# [Written exercise]
From the entries provided below, copy each line that contains the word "xlabel".

# [Records]
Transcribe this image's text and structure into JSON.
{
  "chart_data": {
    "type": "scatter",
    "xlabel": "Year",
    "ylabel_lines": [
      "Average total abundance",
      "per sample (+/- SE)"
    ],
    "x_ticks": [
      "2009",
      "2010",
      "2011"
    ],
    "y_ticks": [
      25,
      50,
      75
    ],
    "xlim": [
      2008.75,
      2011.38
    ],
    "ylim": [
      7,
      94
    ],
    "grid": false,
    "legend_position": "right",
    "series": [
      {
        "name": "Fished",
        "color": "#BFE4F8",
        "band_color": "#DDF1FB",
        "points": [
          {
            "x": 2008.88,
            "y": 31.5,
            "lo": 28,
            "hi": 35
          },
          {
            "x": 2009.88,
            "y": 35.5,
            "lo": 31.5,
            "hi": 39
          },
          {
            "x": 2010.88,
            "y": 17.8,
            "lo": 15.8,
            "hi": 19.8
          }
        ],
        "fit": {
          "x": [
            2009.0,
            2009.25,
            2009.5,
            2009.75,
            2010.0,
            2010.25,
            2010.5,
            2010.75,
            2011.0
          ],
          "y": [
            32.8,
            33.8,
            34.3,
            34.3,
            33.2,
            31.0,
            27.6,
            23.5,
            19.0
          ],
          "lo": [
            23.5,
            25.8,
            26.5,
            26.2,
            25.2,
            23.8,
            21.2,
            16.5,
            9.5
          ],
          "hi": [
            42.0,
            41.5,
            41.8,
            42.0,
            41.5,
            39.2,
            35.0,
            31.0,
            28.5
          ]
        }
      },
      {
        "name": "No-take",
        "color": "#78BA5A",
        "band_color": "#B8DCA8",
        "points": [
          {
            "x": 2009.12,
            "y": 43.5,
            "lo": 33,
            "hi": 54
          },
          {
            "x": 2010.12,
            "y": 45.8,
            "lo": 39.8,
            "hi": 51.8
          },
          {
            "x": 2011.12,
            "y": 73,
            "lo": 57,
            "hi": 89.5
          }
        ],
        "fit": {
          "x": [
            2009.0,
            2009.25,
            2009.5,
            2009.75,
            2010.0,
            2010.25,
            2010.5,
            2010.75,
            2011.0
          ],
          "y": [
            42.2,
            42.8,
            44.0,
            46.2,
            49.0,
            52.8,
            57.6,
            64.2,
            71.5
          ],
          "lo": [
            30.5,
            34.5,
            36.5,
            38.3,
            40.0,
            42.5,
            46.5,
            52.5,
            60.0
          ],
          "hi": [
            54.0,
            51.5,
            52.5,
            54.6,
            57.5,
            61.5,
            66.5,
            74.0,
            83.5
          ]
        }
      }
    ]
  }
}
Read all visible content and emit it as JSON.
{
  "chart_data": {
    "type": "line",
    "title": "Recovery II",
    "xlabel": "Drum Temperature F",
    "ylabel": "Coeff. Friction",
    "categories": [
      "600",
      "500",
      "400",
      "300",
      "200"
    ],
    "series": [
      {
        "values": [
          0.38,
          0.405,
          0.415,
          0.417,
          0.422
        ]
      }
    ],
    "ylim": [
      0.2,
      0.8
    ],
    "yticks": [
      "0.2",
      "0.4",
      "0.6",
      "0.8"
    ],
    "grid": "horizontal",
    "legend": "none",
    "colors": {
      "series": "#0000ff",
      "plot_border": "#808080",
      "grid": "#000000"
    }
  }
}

# [Solution to this problem]
    "xlabel": "Year",
    "xlabel": "Drum Temperature F",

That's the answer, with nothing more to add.